[Saved entries]
◆ ◆ ◆ ◆
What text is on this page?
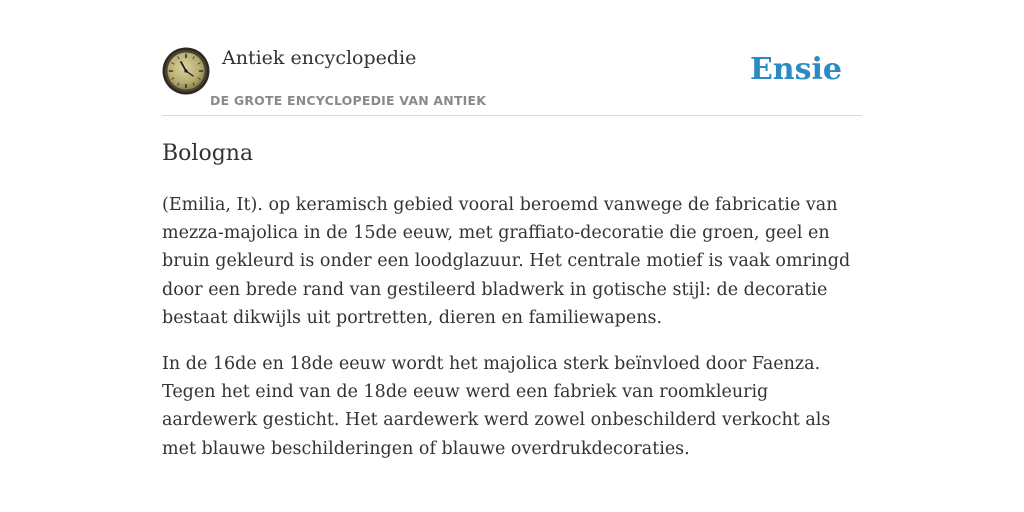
Antiek encyclopedie
DE GROTE ENCYCLOPEDIE VAN ANTIEK
Ensie
Bologna

(Emilia, It). op keramisch gebied vooral beroemd vanwege de fabricatie van mezza-majolica in de 15de eeuw, met graffiato-decoratie die groen, geel en bruin gekleurd is onder een loodglazuur. Het centrale motief is vaak omringd door een brede rand van gestileerd bladwerk in gotische stijl: de decoratie bestaat dikwijls uit portretten, dieren en familiewapens.

In de 16de en 18de eeuw wordt het majolica sterk beïnvloed door Faenza. Tegen het eind van de 18de eeuw werd een fabriek van roomkleurig aardewerk gesticht. Het aardewerk werd zowel onbeschilderd verkocht als met blauwe beschilderingen of blauwe overdrukdecoraties.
◆ ◆ ◆ ◆
* Problem statement:
Write out each line of the data exactly; the images should be left out.

* Correct answer:
What text is on this page?
Antiek encyclopedie
DE GROTE ENCYCLOPEDIE VAN ANTIEK
Ensie
Bologna

(Emilia, It). op keramisch gebied vooral beroemd vanwege de fabricatie van mezza-majolica in de 15de eeuw, met graffiato-decoratie die groen, geel en bruin gekleurd is onder een loodglazuur. Het centrale motief is vaak omringd door een brede rand van gestileerd bladwerk in gotische stijl: de decoratie bestaat dikwijls uit portretten, dieren en familiewapens.

In de 16de en 18de eeuw wordt het majolica sterk beïnvloed door Faenza. Tegen het eind van de 18de eeuw werd een fabriek van roomkleurig aardewerk gesticht. Het aardewerk werd zowel onbeschilderd verkocht als met blauwe beschilderingen of blauwe overdrukdecoraties.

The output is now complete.